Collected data
** Begin **

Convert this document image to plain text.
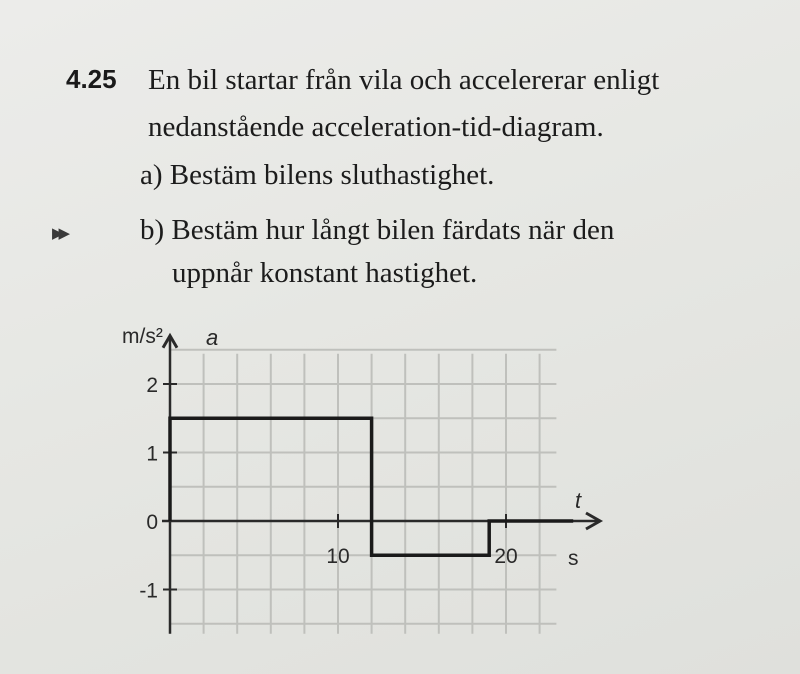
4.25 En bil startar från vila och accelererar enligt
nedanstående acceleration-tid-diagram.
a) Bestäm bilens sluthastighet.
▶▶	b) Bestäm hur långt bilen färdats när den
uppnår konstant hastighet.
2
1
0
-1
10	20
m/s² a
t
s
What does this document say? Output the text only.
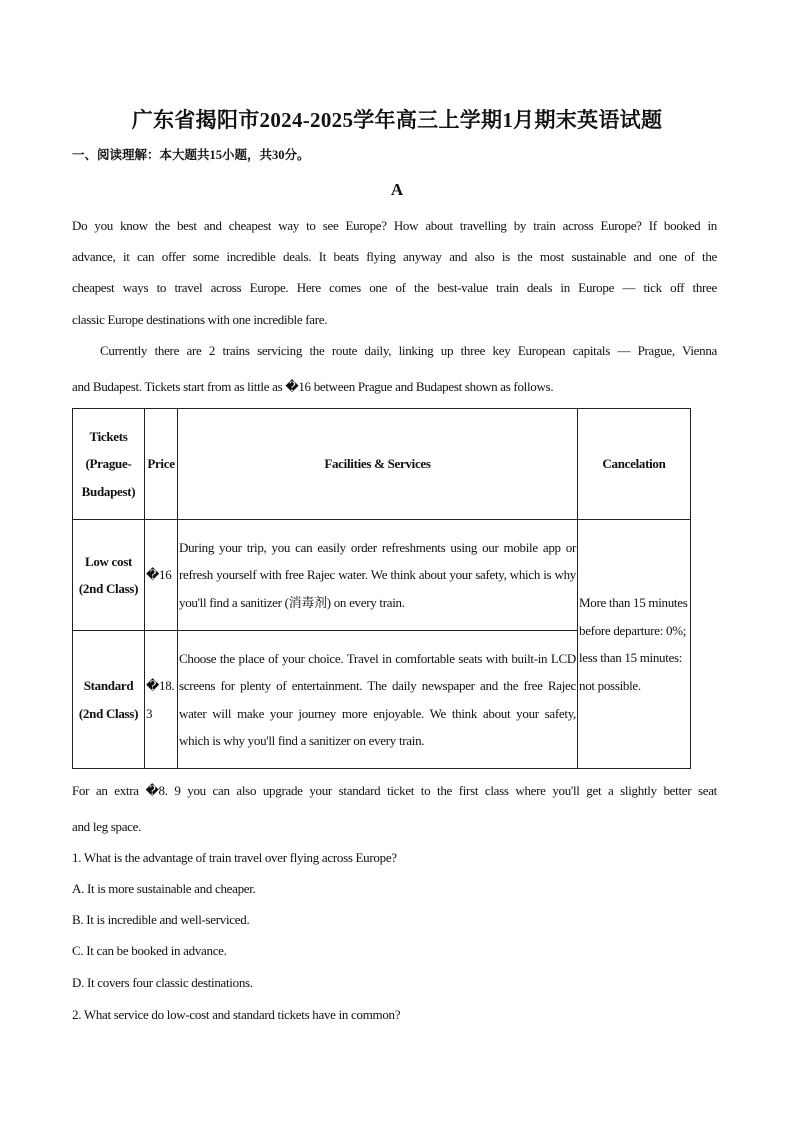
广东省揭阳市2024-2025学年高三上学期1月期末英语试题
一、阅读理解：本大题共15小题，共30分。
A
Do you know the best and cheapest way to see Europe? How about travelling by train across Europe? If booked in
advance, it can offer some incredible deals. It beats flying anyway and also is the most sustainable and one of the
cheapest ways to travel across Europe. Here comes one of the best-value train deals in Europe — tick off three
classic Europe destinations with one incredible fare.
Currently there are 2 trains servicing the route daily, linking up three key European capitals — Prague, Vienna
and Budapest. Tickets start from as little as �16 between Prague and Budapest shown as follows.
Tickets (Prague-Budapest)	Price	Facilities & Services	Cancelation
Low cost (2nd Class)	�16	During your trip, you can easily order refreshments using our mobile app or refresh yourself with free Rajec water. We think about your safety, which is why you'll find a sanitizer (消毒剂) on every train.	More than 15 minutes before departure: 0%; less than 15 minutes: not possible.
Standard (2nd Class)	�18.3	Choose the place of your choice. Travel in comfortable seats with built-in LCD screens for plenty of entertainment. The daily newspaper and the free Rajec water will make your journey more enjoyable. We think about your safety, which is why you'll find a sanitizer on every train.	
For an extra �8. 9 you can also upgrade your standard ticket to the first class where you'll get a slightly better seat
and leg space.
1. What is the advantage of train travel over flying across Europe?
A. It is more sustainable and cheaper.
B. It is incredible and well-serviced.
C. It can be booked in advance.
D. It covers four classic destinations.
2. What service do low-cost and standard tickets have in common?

** End **

* **Exercise task**:
All preceding records should be duplicated verbatim, images excepted.

* **Task result**:
Convert this document image to plain text.
4.25 En bil startar från vila och accelererar enligt
nedanstående acceleration-tid-diagram.
a) Bestäm bilens sluthastighet.
▶▶	b) Bestäm hur långt bilen färdats när den
uppnår konstant hastighet.
2
1
0
-1
10	20
m/s² a
t
s
What does this document say? Output the text only.
广东省揭阳市2024-2025学年高三上学期1月期末英语试题
一、阅读理解：本大题共15小题，共30分。
A
Do you know the best and cheapest way to see Europe? How about travelling by train across Europe? If booked in
advance, it can offer some incredible deals. It beats flying anyway and also is the most sustainable and one of the
cheapest ways to travel across Europe. Here comes one of the best-value train deals in Europe — tick off three
classic Europe destinations with one incredible fare.
Currently there are 2 trains servicing the route daily, linking up three key European capitals — Prague, Vienna
and Budapest. Tickets start from as little as �16 between Prague and Budapest shown as follows.
Tickets (Prague-Budapest)	Price	Facilities & Services	Cancelation
Low cost (2nd Class)	�16	During your trip, you can easily order refreshments using our mobile app or refresh yourself with free Rajec water. We think about your safety, which is why you'll find a sanitizer (消毒剂) on every train.	More than 15 minutes before departure: 0%; less than 15 minutes: not possible.
Standard (2nd Class)	�18.3	Choose the place of your choice. Travel in comfortable seats with built-in LCD screens for plenty of entertainment. The daily newspaper and the free Rajec water will make your journey more enjoyable. We think about your safety, which is why you'll find a sanitizer on every train.	
For an extra �8. 9 you can also upgrade your standard ticket to the first class where you'll get a slightly better seat
and leg space.
1. What is the advantage of train travel over flying across Europe?
A. It is more sustainable and cheaper.
B. It is incredible and well-serviced.
C. It can be booked in advance.
D. It covers four classic destinations.
2. What service do low-cost and standard tickets have in common?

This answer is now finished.